* **TASK DESCRIPTION**:
Set down, exactly as written, the lines from the line holding "Parse this screenshot: output" to the end of the data, inclusive, skipping any pictures.

Stored data
+ + + + +

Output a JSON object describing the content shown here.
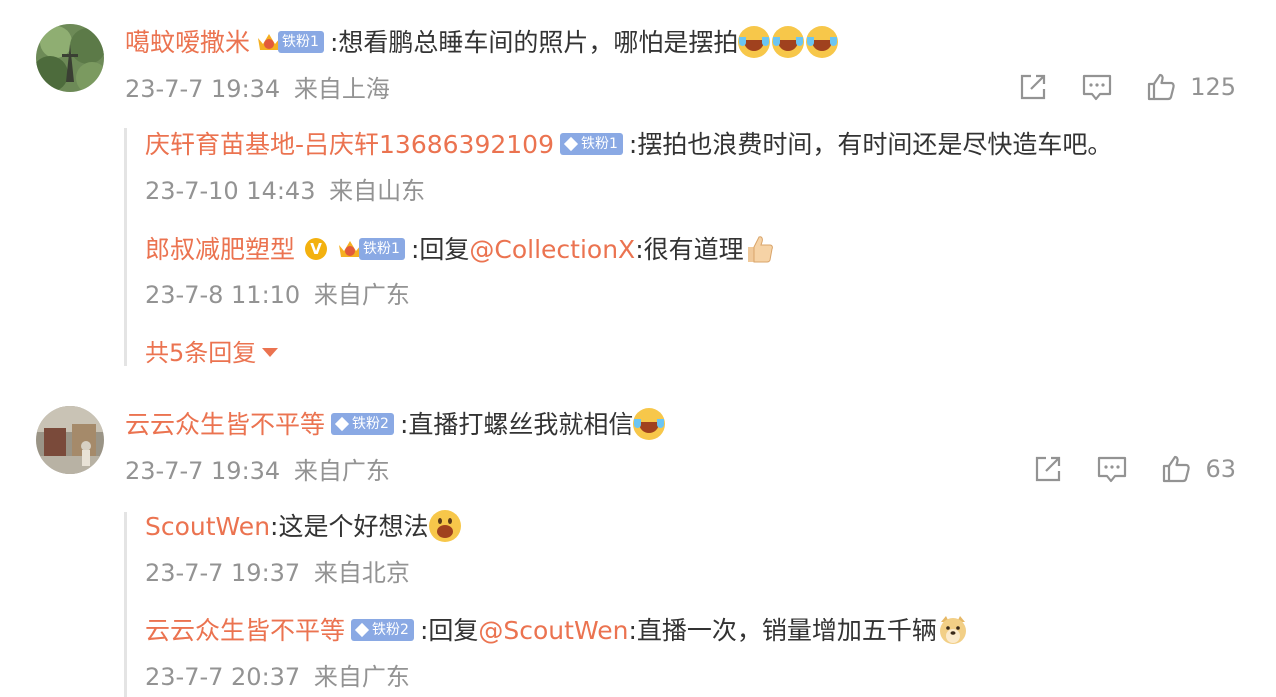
{
  "comments": [
    {
      "user": "噶蚊嗳撒米",
      "badge": "铁粉1",
      "separator": ":",
      "text": "想看鹏总睡车间的照片，哪怕是摆拍",
      "time": "23-7-7 19:34",
      "location": "来自上海",
      "likes": "125",
      "replies": [
        {
          "user": "庆轩育苗基地-吕庆轩13686392109",
          "badge": "铁粉1",
          "separator": ":",
          "text": "摆拍也浪费时间，有时间还是尽快造车吧。",
          "time": "23-7-10 14:43",
          "location": "来自山东"
        },
        {
          "user": "郎叔减肥塑型",
          "verified": "V",
          "badge": "铁粉1",
          "separator": ":",
          "prefix": "回复",
          "mention": "@CollectionX",
          "separator2": ":",
          "text": "很有道理",
          "time": "23-7-8 11:10",
          "location": "来自广东"
        }
      ],
      "more_replies": "共5条回复"
    },
    {
      "user": "云云众生皆不平等",
      "badge": "铁粉2",
      "separator": ":",
      "text": "直播打螺丝我就相信",
      "time": "23-7-7 19:34",
      "location": "来自广东",
      "likes": "63",
      "replies": [
        {
          "user": "ScoutWen",
          "separator": ":",
          "text": "这是个好想法",
          "time": "23-7-7 19:37",
          "location": "来自北京"
        },
        {
          "user": "云云众生皆不平等",
          "badge": "铁粉2",
          "separator": ":",
          "prefix": "回复",
          "mention": "@ScoutWen",
          "separator2": ":",
          "text": "直播一次，销量增加五千辆",
          "time": "23-7-7 20:37",
          "location": "来自广东"
        }
      ]
    }
  ],
  "colors": {
    "name": "#eb7350",
    "text": "#333333",
    "meta": "#939393",
    "badge": "#8aa9e4",
    "reply_border": "#e4e4e4"
  },
  "icons": {
    "share": "share-icon",
    "comment": "comment-icon",
    "like": "like-icon",
    "emoji_laugh": "laugh-emoji-icon",
    "emoji_thumb": "thumbs-up-emoji-icon",
    "emoji_grin": "grin-emoji-icon",
    "emoji_dog": "doge-emoji-icon",
    "crown": "crown-icon",
    "expand": "caret-down-icon"
  }
}
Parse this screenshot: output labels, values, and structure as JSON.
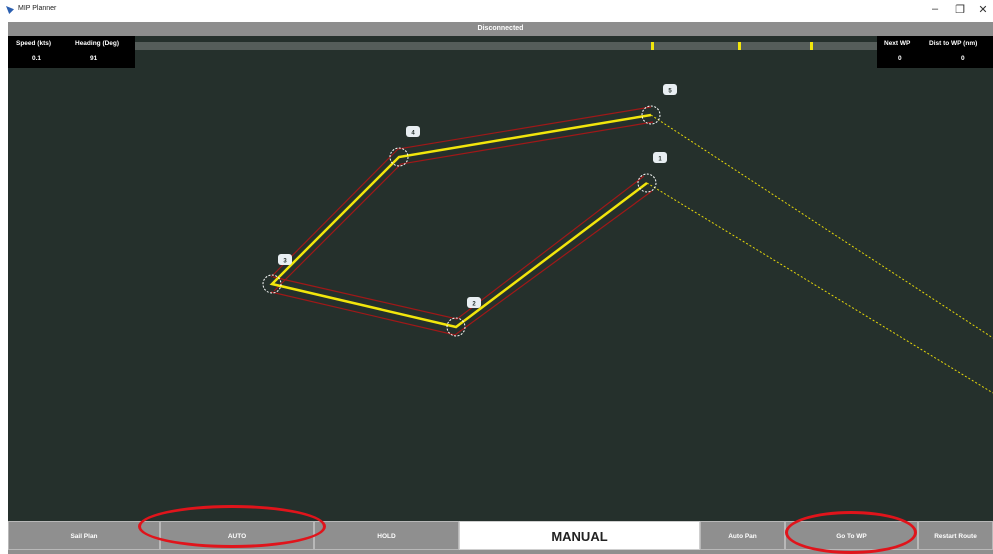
{
  "window": {
    "title": "MIP Planner",
    "minimize_glyph": "–",
    "restore_glyph": "❐",
    "close_glyph": "✕"
  },
  "status": {
    "text": "Disconnected"
  },
  "telemetry": {
    "speed_label": "Speed (kts)",
    "speed_value": "0.1",
    "heading_label": "Heading (Deg)",
    "heading_value": "91",
    "next_wp_label": "Next WP",
    "next_wp_value": "0",
    "dist_label": "Dist to WP (nm)",
    "dist_value": "0"
  },
  "waypoints": [
    {
      "label": "1"
    },
    {
      "label": "2"
    },
    {
      "label": "3"
    },
    {
      "label": "4"
    },
    {
      "label": "5"
    }
  ],
  "bottom_bar": {
    "sail_plan": "Sail Plan",
    "auto": "AUTO",
    "hold": "HOLD",
    "manual": "MANUAL",
    "auto_pan": "Auto Pan",
    "go_to_wp": "Go To WP",
    "restart_route": "Restart Route"
  },
  "colors": {
    "map": "#25302c",
    "route": "#f2e60c",
    "corridor": "#a01818",
    "highlight": "#e0141b"
  }
}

+ + + + +

* **COMPLETE RESPONSE**:
Parse this screenshot: output labels, values, and structure as JSON.
{
  "window": {
    "title": "MIP Planner",
    "minimize_glyph": "–",
    "restore_glyph": "❐",
    "close_glyph": "✕"
  },
  "status": {
    "text": "Disconnected"
  },
  "telemetry": {
    "speed_label": "Speed (kts)",
    "speed_value": "0.1",
    "heading_label": "Heading (Deg)",
    "heading_value": "91",
    "next_wp_label": "Next WP",
    "next_wp_value": "0",
    "dist_label": "Dist to WP (nm)",
    "dist_value": "0"
  },
  "waypoints": [
    {
      "label": "1"
    },
    {
      "label": "2"
    },
    {
      "label": "3"
    },
    {
      "label": "4"
    },
    {
      "label": "5"
    }
  ],
  "bottom_bar": {
    "sail_plan": "Sail Plan",
    "auto": "AUTO",
    "hold": "HOLD",
    "manual": "MANUAL",
    "auto_pan": "Auto Pan",
    "go_to_wp": "Go To WP",
    "restart_route": "Restart Route"
  },
  "colors": {
    "map": "#25302c",
    "route": "#f2e60c",
    "corridor": "#a01818",
    "highlight": "#e0141b"
  }
}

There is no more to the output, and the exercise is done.